GIVEN INSTRUCTION =>
In the items that follow, replace every occurrence of "Average Loss" with "Mean Loss" and write the lines out again, leaving everything else unchanged.

RAW RECORDS =>
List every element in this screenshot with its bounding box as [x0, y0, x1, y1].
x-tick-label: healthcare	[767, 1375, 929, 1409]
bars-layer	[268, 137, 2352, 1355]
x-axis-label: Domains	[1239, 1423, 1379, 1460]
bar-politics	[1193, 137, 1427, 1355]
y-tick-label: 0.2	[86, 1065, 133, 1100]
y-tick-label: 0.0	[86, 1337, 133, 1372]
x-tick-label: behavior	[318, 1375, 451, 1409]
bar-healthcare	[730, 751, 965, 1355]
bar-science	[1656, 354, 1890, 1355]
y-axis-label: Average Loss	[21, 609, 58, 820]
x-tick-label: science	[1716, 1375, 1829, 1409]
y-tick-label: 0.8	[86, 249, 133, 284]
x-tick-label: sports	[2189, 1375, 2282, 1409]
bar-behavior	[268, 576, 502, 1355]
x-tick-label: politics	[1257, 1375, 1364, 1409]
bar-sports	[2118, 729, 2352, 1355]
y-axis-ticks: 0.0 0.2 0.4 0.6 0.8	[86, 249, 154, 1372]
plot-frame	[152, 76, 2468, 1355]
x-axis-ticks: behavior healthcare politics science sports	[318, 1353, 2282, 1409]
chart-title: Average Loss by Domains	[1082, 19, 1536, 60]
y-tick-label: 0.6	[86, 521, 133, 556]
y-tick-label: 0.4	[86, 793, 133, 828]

FINAL RESULT =>
List every element in this screenshot with its bounding box as [x0, y0, x1, y1].
x-tick-label: healthcare	[767, 1375, 929, 1409]
bars-layer	[268, 137, 2352, 1355]
x-axis-label: Domains	[1239, 1423, 1379, 1460]
bar-politics	[1193, 137, 1427, 1355]
y-tick-label: 0.2	[86, 1065, 133, 1100]
y-tick-label: 0.0	[86, 1337, 133, 1372]
x-tick-label: behavior	[318, 1375, 451, 1409]
bar-healthcare	[730, 751, 965, 1355]
bar-science	[1656, 354, 1890, 1355]
y-axis-label: Mean Loss	[21, 609, 58, 820]
x-tick-label: science	[1716, 1375, 1829, 1409]
y-tick-label: 0.8	[86, 249, 133, 284]
x-tick-label: sports	[2189, 1375, 2282, 1409]
bar-behavior	[268, 576, 502, 1355]
x-tick-label: politics	[1257, 1375, 1364, 1409]
bar-sports	[2118, 729, 2352, 1355]
y-axis-ticks: 0.0 0.2 0.4 0.6 0.8	[86, 249, 154, 1372]
plot-frame	[152, 76, 2468, 1355]
x-axis-ticks: behavior healthcare politics science sports	[318, 1353, 2282, 1409]
chart-title: Mean Loss by Domains	[1082, 19, 1536, 60]
y-tick-label: 0.6	[86, 521, 133, 556]
y-tick-label: 0.4	[86, 793, 133, 828]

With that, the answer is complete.